▸ WHAT YOU WILL DO:
Everything in the data should be repeated exactly, save for the images.
_____
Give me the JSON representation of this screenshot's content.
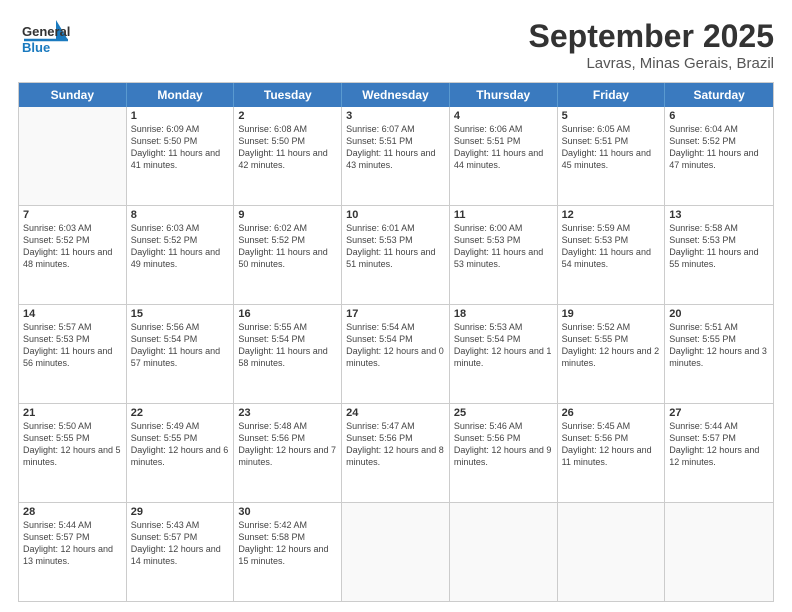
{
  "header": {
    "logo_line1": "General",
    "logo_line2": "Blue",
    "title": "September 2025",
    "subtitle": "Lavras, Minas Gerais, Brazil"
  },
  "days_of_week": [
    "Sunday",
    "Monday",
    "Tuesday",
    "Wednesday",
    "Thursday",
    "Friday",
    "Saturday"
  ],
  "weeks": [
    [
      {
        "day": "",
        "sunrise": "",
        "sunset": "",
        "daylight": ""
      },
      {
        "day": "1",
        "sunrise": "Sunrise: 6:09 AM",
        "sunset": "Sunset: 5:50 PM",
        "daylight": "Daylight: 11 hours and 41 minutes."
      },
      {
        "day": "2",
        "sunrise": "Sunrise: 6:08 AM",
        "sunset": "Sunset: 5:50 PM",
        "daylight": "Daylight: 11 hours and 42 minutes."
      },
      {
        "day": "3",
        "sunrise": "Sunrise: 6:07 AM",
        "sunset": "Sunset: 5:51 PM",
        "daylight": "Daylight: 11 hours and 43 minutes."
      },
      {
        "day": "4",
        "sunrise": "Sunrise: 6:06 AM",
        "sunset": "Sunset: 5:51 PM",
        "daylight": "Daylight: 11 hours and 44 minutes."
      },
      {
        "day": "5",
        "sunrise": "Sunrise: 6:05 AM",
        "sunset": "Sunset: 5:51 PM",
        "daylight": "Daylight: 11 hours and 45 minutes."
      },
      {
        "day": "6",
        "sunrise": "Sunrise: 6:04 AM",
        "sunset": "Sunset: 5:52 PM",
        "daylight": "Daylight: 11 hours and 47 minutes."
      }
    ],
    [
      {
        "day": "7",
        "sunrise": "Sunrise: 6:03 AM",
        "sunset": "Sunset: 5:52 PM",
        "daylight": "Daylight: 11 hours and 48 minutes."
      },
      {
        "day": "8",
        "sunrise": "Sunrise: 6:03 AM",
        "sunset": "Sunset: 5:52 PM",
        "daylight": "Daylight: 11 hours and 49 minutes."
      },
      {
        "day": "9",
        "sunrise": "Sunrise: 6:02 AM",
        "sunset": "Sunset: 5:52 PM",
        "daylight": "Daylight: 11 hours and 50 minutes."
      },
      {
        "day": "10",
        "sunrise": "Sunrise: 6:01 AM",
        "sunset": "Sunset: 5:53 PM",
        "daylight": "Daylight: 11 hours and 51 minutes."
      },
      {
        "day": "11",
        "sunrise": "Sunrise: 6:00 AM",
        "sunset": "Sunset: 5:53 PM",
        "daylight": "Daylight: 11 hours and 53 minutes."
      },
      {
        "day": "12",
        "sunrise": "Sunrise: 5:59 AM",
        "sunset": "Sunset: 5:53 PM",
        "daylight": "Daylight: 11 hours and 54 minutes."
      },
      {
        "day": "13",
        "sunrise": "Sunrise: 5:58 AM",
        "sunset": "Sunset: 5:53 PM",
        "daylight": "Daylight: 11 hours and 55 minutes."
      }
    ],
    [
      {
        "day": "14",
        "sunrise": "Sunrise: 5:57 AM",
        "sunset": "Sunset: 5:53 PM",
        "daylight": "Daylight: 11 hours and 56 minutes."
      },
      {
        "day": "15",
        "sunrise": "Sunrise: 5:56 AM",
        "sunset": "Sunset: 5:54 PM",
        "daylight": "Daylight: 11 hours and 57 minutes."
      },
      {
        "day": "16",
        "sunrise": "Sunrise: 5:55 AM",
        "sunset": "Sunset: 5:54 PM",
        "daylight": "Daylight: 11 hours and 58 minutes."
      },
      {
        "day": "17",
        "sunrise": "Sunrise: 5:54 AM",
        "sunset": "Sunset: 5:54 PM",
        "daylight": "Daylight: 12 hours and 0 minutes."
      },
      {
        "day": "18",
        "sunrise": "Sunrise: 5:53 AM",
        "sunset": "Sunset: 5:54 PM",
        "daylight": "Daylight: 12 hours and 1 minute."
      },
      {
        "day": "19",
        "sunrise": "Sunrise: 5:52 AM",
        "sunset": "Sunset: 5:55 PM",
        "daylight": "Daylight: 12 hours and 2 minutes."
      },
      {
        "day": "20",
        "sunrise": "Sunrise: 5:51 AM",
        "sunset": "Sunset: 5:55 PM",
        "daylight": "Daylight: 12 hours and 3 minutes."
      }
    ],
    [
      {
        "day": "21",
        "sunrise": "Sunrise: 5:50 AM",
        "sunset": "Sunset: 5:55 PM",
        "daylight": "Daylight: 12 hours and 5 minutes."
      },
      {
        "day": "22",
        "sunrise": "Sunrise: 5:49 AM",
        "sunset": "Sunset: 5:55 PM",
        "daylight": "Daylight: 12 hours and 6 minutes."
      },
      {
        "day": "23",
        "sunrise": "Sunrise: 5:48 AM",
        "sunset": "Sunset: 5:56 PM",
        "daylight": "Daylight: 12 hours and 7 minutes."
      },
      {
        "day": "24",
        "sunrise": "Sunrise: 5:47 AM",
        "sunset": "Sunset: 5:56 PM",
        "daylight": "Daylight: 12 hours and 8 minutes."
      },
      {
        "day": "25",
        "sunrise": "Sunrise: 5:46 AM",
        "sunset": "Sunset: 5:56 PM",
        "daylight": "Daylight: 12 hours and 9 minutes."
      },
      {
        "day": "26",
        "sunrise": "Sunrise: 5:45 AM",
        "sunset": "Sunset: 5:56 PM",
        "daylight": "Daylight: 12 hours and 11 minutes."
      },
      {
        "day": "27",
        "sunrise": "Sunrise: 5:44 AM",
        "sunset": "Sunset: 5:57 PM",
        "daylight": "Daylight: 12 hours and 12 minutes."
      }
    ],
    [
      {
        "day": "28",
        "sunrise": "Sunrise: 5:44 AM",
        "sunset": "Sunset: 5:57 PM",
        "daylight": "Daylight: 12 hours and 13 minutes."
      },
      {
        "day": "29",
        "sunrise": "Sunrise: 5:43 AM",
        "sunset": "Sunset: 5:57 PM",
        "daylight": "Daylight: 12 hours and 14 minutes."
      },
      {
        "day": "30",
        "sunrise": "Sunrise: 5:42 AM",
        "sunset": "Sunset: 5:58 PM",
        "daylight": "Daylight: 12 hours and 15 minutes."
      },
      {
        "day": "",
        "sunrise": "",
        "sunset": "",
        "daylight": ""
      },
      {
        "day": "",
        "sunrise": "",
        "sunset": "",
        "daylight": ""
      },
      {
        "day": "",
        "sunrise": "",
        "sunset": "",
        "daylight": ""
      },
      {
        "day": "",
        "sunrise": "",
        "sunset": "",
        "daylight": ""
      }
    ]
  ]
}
_____
▸ RESPONSE FOR THIS EXERCISE:
Give me the JSON representation of this screenshot's content.
{
  "header": {
    "logo_line1": "General",
    "logo_line2": "Blue",
    "title": "September 2025",
    "subtitle": "Lavras, Minas Gerais, Brazil"
  },
  "days_of_week": [
    "Sunday",
    "Monday",
    "Tuesday",
    "Wednesday",
    "Thursday",
    "Friday",
    "Saturday"
  ],
  "weeks": [
    [
      {
        "day": "",
        "sunrise": "",
        "sunset": "",
        "daylight": ""
      },
      {
        "day": "1",
        "sunrise": "Sunrise: 6:09 AM",
        "sunset": "Sunset: 5:50 PM",
        "daylight": "Daylight: 11 hours and 41 minutes."
      },
      {
        "day": "2",
        "sunrise": "Sunrise: 6:08 AM",
        "sunset": "Sunset: 5:50 PM",
        "daylight": "Daylight: 11 hours and 42 minutes."
      },
      {
        "day": "3",
        "sunrise": "Sunrise: 6:07 AM",
        "sunset": "Sunset: 5:51 PM",
        "daylight": "Daylight: 11 hours and 43 minutes."
      },
      {
        "day": "4",
        "sunrise": "Sunrise: 6:06 AM",
        "sunset": "Sunset: 5:51 PM",
        "daylight": "Daylight: 11 hours and 44 minutes."
      },
      {
        "day": "5",
        "sunrise": "Sunrise: 6:05 AM",
        "sunset": "Sunset: 5:51 PM",
        "daylight": "Daylight: 11 hours and 45 minutes."
      },
      {
        "day": "6",
        "sunrise": "Sunrise: 6:04 AM",
        "sunset": "Sunset: 5:52 PM",
        "daylight": "Daylight: 11 hours and 47 minutes."
      }
    ],
    [
      {
        "day": "7",
        "sunrise": "Sunrise: 6:03 AM",
        "sunset": "Sunset: 5:52 PM",
        "daylight": "Daylight: 11 hours and 48 minutes."
      },
      {
        "day": "8",
        "sunrise": "Sunrise: 6:03 AM",
        "sunset": "Sunset: 5:52 PM",
        "daylight": "Daylight: 11 hours and 49 minutes."
      },
      {
        "day": "9",
        "sunrise": "Sunrise: 6:02 AM",
        "sunset": "Sunset: 5:52 PM",
        "daylight": "Daylight: 11 hours and 50 minutes."
      },
      {
        "day": "10",
        "sunrise": "Sunrise: 6:01 AM",
        "sunset": "Sunset: 5:53 PM",
        "daylight": "Daylight: 11 hours and 51 minutes."
      },
      {
        "day": "11",
        "sunrise": "Sunrise: 6:00 AM",
        "sunset": "Sunset: 5:53 PM",
        "daylight": "Daylight: 11 hours and 53 minutes."
      },
      {
        "day": "12",
        "sunrise": "Sunrise: 5:59 AM",
        "sunset": "Sunset: 5:53 PM",
        "daylight": "Daylight: 11 hours and 54 minutes."
      },
      {
        "day": "13",
        "sunrise": "Sunrise: 5:58 AM",
        "sunset": "Sunset: 5:53 PM",
        "daylight": "Daylight: 11 hours and 55 minutes."
      }
    ],
    [
      {
        "day": "14",
        "sunrise": "Sunrise: 5:57 AM",
        "sunset": "Sunset: 5:53 PM",
        "daylight": "Daylight: 11 hours and 56 minutes."
      },
      {
        "day": "15",
        "sunrise": "Sunrise: 5:56 AM",
        "sunset": "Sunset: 5:54 PM",
        "daylight": "Daylight: 11 hours and 57 minutes."
      },
      {
        "day": "16",
        "sunrise": "Sunrise: 5:55 AM",
        "sunset": "Sunset: 5:54 PM",
        "daylight": "Daylight: 11 hours and 58 minutes."
      },
      {
        "day": "17",
        "sunrise": "Sunrise: 5:54 AM",
        "sunset": "Sunset: 5:54 PM",
        "daylight": "Daylight: 12 hours and 0 minutes."
      },
      {
        "day": "18",
        "sunrise": "Sunrise: 5:53 AM",
        "sunset": "Sunset: 5:54 PM",
        "daylight": "Daylight: 12 hours and 1 minute."
      },
      {
        "day": "19",
        "sunrise": "Sunrise: 5:52 AM",
        "sunset": "Sunset: 5:55 PM",
        "daylight": "Daylight: 12 hours and 2 minutes."
      },
      {
        "day": "20",
        "sunrise": "Sunrise: 5:51 AM",
        "sunset": "Sunset: 5:55 PM",
        "daylight": "Daylight: 12 hours and 3 minutes."
      }
    ],
    [
      {
        "day": "21",
        "sunrise": "Sunrise: 5:50 AM",
        "sunset": "Sunset: 5:55 PM",
        "daylight": "Daylight: 12 hours and 5 minutes."
      },
      {
        "day": "22",
        "sunrise": "Sunrise: 5:49 AM",
        "sunset": "Sunset: 5:55 PM",
        "daylight": "Daylight: 12 hours and 6 minutes."
      },
      {
        "day": "23",
        "sunrise": "Sunrise: 5:48 AM",
        "sunset": "Sunset: 5:56 PM",
        "daylight": "Daylight: 12 hours and 7 minutes."
      },
      {
        "day": "24",
        "sunrise": "Sunrise: 5:47 AM",
        "sunset": "Sunset: 5:56 PM",
        "daylight": "Daylight: 12 hours and 8 minutes."
      },
      {
        "day": "25",
        "sunrise": "Sunrise: 5:46 AM",
        "sunset": "Sunset: 5:56 PM",
        "daylight": "Daylight: 12 hours and 9 minutes."
      },
      {
        "day": "26",
        "sunrise": "Sunrise: 5:45 AM",
        "sunset": "Sunset: 5:56 PM",
        "daylight": "Daylight: 12 hours and 11 minutes."
      },
      {
        "day": "27",
        "sunrise": "Sunrise: 5:44 AM",
        "sunset": "Sunset: 5:57 PM",
        "daylight": "Daylight: 12 hours and 12 minutes."
      }
    ],
    [
      {
        "day": "28",
        "sunrise": "Sunrise: 5:44 AM",
        "sunset": "Sunset: 5:57 PM",
        "daylight": "Daylight: 12 hours and 13 minutes."
      },
      {
        "day": "29",
        "sunrise": "Sunrise: 5:43 AM",
        "sunset": "Sunset: 5:57 PM",
        "daylight": "Daylight: 12 hours and 14 minutes."
      },
      {
        "day": "30",
        "sunrise": "Sunrise: 5:42 AM",
        "sunset": "Sunset: 5:58 PM",
        "daylight": "Daylight: 12 hours and 15 minutes."
      },
      {
        "day": "",
        "sunrise": "",
        "sunset": "",
        "daylight": ""
      },
      {
        "day": "",
        "sunrise": "",
        "sunset": "",
        "daylight": ""
      },
      {
        "day": "",
        "sunrise": "",
        "sunset": "",
        "daylight": ""
      },
      {
        "day": "",
        "sunrise": "",
        "sunset": "",
        "daylight": ""
      }
    ]
  ]
}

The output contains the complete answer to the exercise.